:: Written instruction ::
Restate the whole listing exactly.

:: Records supplied ::
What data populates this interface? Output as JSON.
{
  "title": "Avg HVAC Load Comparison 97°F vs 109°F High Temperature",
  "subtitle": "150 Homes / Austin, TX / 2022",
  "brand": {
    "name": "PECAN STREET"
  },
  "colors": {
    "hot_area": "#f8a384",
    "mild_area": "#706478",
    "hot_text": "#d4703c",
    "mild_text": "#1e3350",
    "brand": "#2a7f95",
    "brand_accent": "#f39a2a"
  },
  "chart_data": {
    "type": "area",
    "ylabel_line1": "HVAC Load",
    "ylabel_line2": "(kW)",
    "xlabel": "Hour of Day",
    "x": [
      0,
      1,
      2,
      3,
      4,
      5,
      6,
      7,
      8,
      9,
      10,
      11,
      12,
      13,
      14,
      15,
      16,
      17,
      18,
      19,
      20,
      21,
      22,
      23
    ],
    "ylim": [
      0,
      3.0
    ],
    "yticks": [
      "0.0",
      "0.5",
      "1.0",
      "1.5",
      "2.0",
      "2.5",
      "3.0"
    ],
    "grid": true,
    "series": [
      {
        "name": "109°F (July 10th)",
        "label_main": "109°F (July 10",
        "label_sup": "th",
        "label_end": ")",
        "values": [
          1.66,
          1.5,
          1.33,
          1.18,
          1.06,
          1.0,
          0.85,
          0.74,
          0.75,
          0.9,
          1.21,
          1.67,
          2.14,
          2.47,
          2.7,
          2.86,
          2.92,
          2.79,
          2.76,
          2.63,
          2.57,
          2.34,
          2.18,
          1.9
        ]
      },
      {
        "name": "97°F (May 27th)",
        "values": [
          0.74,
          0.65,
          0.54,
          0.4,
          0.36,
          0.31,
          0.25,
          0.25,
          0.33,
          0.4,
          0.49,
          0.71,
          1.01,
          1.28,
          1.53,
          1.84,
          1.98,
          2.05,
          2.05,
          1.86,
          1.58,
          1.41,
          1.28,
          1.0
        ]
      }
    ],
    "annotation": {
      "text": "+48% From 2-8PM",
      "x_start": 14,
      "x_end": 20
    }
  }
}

:: Answer to the task ::
What data populates this interface? Output as JSON.
{
  "title": "Avg HVAC Load Comparison 97°F vs 109°F High Temperature",
  "subtitle": "150 Homes / Austin, TX / 2022",
  "brand": {
    "name": "PECAN STREET"
  },
  "colors": {
    "hot_area": "#f8a384",
    "mild_area": "#706478",
    "hot_text": "#d4703c",
    "mild_text": "#1e3350",
    "brand": "#2a7f95",
    "brand_accent": "#f39a2a"
  },
  "chart_data": {
    "type": "area",
    "ylabel_line1": "HVAC Load",
    "ylabel_line2": "(kW)",
    "xlabel": "Hour of Day",
    "x": [
      0,
      1,
      2,
      3,
      4,
      5,
      6,
      7,
      8,
      9,
      10,
      11,
      12,
      13,
      14,
      15,
      16,
      17,
      18,
      19,
      20,
      21,
      22,
      23
    ],
    "ylim": [
      0,
      3.0
    ],
    "yticks": [
      "0.0",
      "0.5",
      "1.0",
      "1.5",
      "2.0",
      "2.5",
      "3.0"
    ],
    "grid": true,
    "series": [
      {
        "name": "109°F (July 10th)",
        "label_main": "109°F (July 10",
        "label_sup": "th",
        "label_end": ")",
        "values": [
          1.66,
          1.5,
          1.33,
          1.18,
          1.06,
          1.0,
          0.85,
          0.74,
          0.75,
          0.9,
          1.21,
          1.67,
          2.14,
          2.47,
          2.7,
          2.86,
          2.92,
          2.79,
          2.76,
          2.63,
          2.57,
          2.34,
          2.18,
          1.9
        ]
      },
      {
        "name": "97°F (May 27th)",
        "values": [
          0.74,
          0.65,
          0.54,
          0.4,
          0.36,
          0.31,
          0.25,
          0.25,
          0.33,
          0.4,
          0.49,
          0.71,
          1.01,
          1.28,
          1.53,
          1.84,
          1.98,
          2.05,
          2.05,
          1.86,
          1.58,
          1.41,
          1.28,
          1.0
        ]
      }
    ],
    "annotation": {
      "text": "+48% From 2-8PM",
      "x_start": 14,
      "x_end": 20
    }
  }
}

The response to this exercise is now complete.